(Task to carry out) Could you give the data below again, exactly and completely?

----

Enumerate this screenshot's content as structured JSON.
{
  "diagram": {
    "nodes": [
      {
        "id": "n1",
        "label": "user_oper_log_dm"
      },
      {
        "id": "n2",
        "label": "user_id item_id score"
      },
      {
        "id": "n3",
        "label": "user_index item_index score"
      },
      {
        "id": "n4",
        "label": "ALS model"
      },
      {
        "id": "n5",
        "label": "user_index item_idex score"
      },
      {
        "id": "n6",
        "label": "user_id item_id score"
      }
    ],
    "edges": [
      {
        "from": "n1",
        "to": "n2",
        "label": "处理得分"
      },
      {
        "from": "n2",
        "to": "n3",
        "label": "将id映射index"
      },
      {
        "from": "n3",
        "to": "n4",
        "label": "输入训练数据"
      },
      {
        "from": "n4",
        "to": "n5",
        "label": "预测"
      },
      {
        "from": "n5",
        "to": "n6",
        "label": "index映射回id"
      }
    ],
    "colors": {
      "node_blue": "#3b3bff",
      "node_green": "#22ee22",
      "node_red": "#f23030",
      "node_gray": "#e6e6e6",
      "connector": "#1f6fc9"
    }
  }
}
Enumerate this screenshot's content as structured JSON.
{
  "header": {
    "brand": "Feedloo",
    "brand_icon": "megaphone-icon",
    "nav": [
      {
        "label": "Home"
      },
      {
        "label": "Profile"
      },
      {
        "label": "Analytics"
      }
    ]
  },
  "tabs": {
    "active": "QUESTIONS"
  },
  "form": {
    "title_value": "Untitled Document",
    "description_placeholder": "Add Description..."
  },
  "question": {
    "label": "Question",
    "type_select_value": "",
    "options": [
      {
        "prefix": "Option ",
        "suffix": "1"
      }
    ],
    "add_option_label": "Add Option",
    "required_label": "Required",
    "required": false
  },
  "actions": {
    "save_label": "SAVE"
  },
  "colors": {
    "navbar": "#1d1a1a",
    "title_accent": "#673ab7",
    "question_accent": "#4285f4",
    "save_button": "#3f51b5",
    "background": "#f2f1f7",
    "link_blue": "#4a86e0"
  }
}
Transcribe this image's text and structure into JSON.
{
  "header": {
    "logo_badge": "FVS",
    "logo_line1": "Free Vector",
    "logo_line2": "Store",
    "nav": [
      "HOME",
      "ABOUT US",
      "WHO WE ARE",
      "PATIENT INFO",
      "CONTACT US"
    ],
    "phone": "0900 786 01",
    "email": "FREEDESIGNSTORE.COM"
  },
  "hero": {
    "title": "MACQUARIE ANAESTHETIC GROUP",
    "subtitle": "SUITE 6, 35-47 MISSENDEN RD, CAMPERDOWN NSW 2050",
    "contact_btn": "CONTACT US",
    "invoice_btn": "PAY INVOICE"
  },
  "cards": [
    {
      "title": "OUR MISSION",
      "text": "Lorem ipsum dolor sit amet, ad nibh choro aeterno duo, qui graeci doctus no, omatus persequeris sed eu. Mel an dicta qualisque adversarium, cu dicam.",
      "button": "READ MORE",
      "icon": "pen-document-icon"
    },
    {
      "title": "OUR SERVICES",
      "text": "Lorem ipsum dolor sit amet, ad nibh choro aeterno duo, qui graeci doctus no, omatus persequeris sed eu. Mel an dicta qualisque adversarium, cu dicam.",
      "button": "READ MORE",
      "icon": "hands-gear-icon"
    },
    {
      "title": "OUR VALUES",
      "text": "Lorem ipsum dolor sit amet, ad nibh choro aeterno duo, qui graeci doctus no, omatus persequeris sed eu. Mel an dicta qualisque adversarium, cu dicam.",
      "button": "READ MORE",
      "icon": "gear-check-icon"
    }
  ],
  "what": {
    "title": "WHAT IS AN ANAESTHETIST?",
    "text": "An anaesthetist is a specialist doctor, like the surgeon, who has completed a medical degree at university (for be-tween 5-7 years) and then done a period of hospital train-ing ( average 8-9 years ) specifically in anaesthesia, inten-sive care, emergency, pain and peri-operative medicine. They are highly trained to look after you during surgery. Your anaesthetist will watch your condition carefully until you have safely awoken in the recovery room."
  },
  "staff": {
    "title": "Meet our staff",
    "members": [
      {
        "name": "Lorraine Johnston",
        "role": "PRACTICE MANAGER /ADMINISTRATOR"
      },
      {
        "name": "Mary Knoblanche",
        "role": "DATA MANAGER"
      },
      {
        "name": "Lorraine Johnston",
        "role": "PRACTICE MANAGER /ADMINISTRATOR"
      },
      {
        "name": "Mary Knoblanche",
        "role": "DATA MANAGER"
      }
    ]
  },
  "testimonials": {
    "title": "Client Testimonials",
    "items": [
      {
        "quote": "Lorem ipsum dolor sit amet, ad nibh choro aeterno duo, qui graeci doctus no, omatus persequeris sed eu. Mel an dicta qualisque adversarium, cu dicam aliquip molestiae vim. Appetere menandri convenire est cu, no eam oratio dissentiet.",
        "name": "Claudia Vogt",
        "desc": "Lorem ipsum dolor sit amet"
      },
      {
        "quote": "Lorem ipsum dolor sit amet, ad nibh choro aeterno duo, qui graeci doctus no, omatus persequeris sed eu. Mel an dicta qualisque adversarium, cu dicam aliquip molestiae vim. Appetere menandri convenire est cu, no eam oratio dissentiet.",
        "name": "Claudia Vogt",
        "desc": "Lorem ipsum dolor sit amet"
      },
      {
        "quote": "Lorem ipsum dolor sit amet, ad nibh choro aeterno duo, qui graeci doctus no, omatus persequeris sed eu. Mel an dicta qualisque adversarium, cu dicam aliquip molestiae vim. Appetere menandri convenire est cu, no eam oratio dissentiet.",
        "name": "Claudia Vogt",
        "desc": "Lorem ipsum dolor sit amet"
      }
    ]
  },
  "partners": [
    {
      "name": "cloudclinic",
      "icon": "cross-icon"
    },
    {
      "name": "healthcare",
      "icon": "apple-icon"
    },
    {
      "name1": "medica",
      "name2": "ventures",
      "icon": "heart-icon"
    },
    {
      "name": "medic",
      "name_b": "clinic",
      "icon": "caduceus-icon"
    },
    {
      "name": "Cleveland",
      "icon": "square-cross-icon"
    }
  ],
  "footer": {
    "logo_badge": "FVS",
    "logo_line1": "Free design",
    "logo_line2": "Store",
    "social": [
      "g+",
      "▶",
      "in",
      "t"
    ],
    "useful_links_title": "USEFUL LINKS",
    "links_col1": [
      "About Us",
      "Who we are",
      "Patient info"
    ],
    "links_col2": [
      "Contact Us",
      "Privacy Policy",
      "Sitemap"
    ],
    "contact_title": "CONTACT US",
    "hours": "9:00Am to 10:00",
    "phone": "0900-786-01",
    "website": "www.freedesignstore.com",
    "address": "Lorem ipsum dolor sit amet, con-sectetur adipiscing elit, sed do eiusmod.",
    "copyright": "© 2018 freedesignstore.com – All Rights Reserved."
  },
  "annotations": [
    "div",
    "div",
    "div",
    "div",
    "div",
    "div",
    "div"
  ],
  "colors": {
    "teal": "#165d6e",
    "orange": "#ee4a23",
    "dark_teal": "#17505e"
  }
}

----

(Answer to the task)
Enumerate this screenshot's content as structured JSON.
{
  "diagram": {
    "nodes": [
      {
        "id": "n1",
        "label": "user_oper_log_dm"
      },
      {
        "id": "n2",
        "label": "user_id item_id score"
      },
      {
        "id": "n3",
        "label": "user_index item_index score"
      },
      {
        "id": "n4",
        "label": "ALS model"
      },
      {
        "id": "n5",
        "label": "user_index item_idex score"
      },
      {
        "id": "n6",
        "label": "user_id item_id score"
      }
    ],
    "edges": [
      {
        "from": "n1",
        "to": "n2",
        "label": "处理得分"
      },
      {
        "from": "n2",
        "to": "n3",
        "label": "将id映射index"
      },
      {
        "from": "n3",
        "to": "n4",
        "label": "输入训练数据"
      },
      {
        "from": "n4",
        "to": "n5",
        "label": "预测"
      },
      {
        "from": "n5",
        "to": "n6",
        "label": "index映射回id"
      }
    ],
    "colors": {
      "node_blue": "#3b3bff",
      "node_green": "#22ee22",
      "node_red": "#f23030",
      "node_gray": "#e6e6e6",
      "connector": "#1f6fc9"
    }
  }
}
Enumerate this screenshot's content as structured JSON.
{
  "header": {
    "brand": "Feedloo",
    "brand_icon": "megaphone-icon",
    "nav": [
      {
        "label": "Home"
      },
      {
        "label": "Profile"
      },
      {
        "label": "Analytics"
      }
    ]
  },
  "tabs": {
    "active": "QUESTIONS"
  },
  "form": {
    "title_value": "Untitled Document",
    "description_placeholder": "Add Description..."
  },
  "question": {
    "label": "Question",
    "type_select_value": "",
    "options": [
      {
        "prefix": "Option ",
        "suffix": "1"
      }
    ],
    "add_option_label": "Add Option",
    "required_label": "Required",
    "required": false
  },
  "actions": {
    "save_label": "SAVE"
  },
  "colors": {
    "navbar": "#1d1a1a",
    "title_accent": "#673ab7",
    "question_accent": "#4285f4",
    "save_button": "#3f51b5",
    "background": "#f2f1f7",
    "link_blue": "#4a86e0"
  }
}
Transcribe this image's text and structure into JSON.
{
  "header": {
    "logo_badge": "FVS",
    "logo_line1": "Free Vector",
    "logo_line2": "Store",
    "nav": [
      "HOME",
      "ABOUT US",
      "WHO WE ARE",
      "PATIENT INFO",
      "CONTACT US"
    ],
    "phone": "0900 786 01",
    "email": "FREEDESIGNSTORE.COM"
  },
  "hero": {
    "title": "MACQUARIE ANAESTHETIC GROUP",
    "subtitle": "SUITE 6, 35-47 MISSENDEN RD, CAMPERDOWN NSW 2050",
    "contact_btn": "CONTACT US",
    "invoice_btn": "PAY INVOICE"
  },
  "cards": [
    {
      "title": "OUR MISSION",
      "text": "Lorem ipsum dolor sit amet, ad nibh choro aeterno duo, qui graeci doctus no, omatus persequeris sed eu. Mel an dicta qualisque adversarium, cu dicam.",
      "button": "READ MORE",
      "icon": "pen-document-icon"
    },
    {
      "title": "OUR SERVICES",
      "text": "Lorem ipsum dolor sit amet, ad nibh choro aeterno duo, qui graeci doctus no, omatus persequeris sed eu. Mel an dicta qualisque adversarium, cu dicam.",
      "button": "READ MORE",
      "icon": "hands-gear-icon"
    },
    {
      "title": "OUR VALUES",
      "text": "Lorem ipsum dolor sit amet, ad nibh choro aeterno duo, qui graeci doctus no, omatus persequeris sed eu. Mel an dicta qualisque adversarium, cu dicam.",
      "button": "READ MORE",
      "icon": "gear-check-icon"
    }
  ],
  "what": {
    "title": "WHAT IS AN ANAESTHETIST?",
    "text": "An anaesthetist is a specialist doctor, like the surgeon, who has completed a medical degree at university (for be-tween 5-7 years) and then done a period of hospital train-ing ( average 8-9 years ) specifically in anaesthesia, inten-sive care, emergency, pain and peri-operative medicine. They are highly trained to look after you during surgery. Your anaesthetist will watch your condition carefully until you have safely awoken in the recovery room."
  },
  "staff": {
    "title": "Meet our staff",
    "members": [
      {
        "name": "Lorraine Johnston",
        "role": "PRACTICE MANAGER /ADMINISTRATOR"
      },
      {
        "name": "Mary Knoblanche",
        "role": "DATA MANAGER"
      },
      {
        "name": "Lorraine Johnston",
        "role": "PRACTICE MANAGER /ADMINISTRATOR"
      },
      {
        "name": "Mary Knoblanche",
        "role": "DATA MANAGER"
      }
    ]
  },
  "testimonials": {
    "title": "Client Testimonials",
    "items": [
      {
        "quote": "Lorem ipsum dolor sit amet, ad nibh choro aeterno duo, qui graeci doctus no, omatus persequeris sed eu. Mel an dicta qualisque adversarium, cu dicam aliquip molestiae vim. Appetere menandri convenire est cu, no eam oratio dissentiet.",
        "name": "Claudia Vogt",
        "desc": "Lorem ipsum dolor sit amet"
      },
      {
        "quote": "Lorem ipsum dolor sit amet, ad nibh choro aeterno duo, qui graeci doctus no, omatus persequeris sed eu. Mel an dicta qualisque adversarium, cu dicam aliquip molestiae vim. Appetere menandri convenire est cu, no eam oratio dissentiet.",
        "name": "Claudia Vogt",
        "desc": "Lorem ipsum dolor sit amet"
      },
      {
        "quote": "Lorem ipsum dolor sit amet, ad nibh choro aeterno duo, qui graeci doctus no, omatus persequeris sed eu. Mel an dicta qualisque adversarium, cu dicam aliquip molestiae vim. Appetere menandri convenire est cu, no eam oratio dissentiet.",
        "name": "Claudia Vogt",
        "desc": "Lorem ipsum dolor sit amet"
      }
    ]
  },
  "partners": [
    {
      "name": "cloudclinic",
      "icon": "cross-icon"
    },
    {
      "name": "healthcare",
      "icon": "apple-icon"
    },
    {
      "name1": "medica",
      "name2": "ventures",
      "icon": "heart-icon"
    },
    {
      "name": "medic",
      "name_b": "clinic",
      "icon": "caduceus-icon"
    },
    {
      "name": "Cleveland",
      "icon": "square-cross-icon"
    }
  ],
  "footer": {
    "logo_badge": "FVS",
    "logo_line1": "Free design",
    "logo_line2": "Store",
    "social": [
      "g+",
      "▶",
      "in",
      "t"
    ],
    "useful_links_title": "USEFUL LINKS",
    "links_col1": [
      "About Us",
      "Who we are",
      "Patient info"
    ],
    "links_col2": [
      "Contact Us",
      "Privacy Policy",
      "Sitemap"
    ],
    "contact_title": "CONTACT US",
    "hours": "9:00Am to 10:00",
    "phone": "0900-786-01",
    "website": "www.freedesignstore.com",
    "address": "Lorem ipsum dolor sit amet, con-sectetur adipiscing elit, sed do eiusmod.",
    "copyright": "© 2018 freedesignstore.com – All Rights Reserved."
  },
  "annotations": [
    "div",
    "div",
    "div",
    "div",
    "div",
    "div",
    "div"
  ],
  "colors": {
    "teal": "#165d6e",
    "orange": "#ee4a23",
    "dark_teal": "#17505e"
  }
}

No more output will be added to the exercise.